[Exercise aim]:
Each line below should be reproduced without any alteration.

— start Provided entries —

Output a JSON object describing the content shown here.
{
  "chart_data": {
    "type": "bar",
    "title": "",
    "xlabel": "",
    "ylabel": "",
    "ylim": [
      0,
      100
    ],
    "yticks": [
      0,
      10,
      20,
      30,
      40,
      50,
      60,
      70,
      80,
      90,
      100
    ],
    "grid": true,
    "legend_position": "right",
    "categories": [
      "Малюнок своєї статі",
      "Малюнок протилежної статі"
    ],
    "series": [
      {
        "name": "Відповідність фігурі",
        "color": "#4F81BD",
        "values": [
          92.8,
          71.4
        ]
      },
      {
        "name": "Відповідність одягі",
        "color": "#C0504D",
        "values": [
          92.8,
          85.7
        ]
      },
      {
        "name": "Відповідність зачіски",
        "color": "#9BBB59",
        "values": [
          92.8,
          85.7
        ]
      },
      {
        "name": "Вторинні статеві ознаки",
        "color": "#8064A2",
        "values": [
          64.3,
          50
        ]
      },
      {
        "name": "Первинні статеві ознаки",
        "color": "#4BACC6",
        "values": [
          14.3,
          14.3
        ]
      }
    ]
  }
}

— end Provided entries —

[Full solution]:
Output a JSON object describing the content shown here.
{
  "chart_data": {
    "type": "bar",
    "title": "",
    "xlabel": "",
    "ylabel": "",
    "ylim": [
      0,
      100
    ],
    "yticks": [
      0,
      10,
      20,
      30,
      40,
      50,
      60,
      70,
      80,
      90,
      100
    ],
    "grid": true,
    "legend_position": "right",
    "categories": [
      "Малюнок своєї статі",
      "Малюнок протилежної статі"
    ],
    "series": [
      {
        "name": "Відповідність фігурі",
        "color": "#4F81BD",
        "values": [
          92.8,
          71.4
        ]
      },
      {
        "name": "Відповідність одягі",
        "color": "#C0504D",
        "values": [
          92.8,
          85.7
        ]
      },
      {
        "name": "Відповідність зачіски",
        "color": "#9BBB59",
        "values": [
          92.8,
          85.7
        ]
      },
      {
        "name": "Вторинні статеві ознаки",
        "color": "#8064A2",
        "values": [
          64.3,
          50
        ]
      },
      {
        "name": "Первинні статеві ознаки",
        "color": "#4BACC6",
        "values": [
          14.3,
          14.3
        ]
      }
    ]
  }
}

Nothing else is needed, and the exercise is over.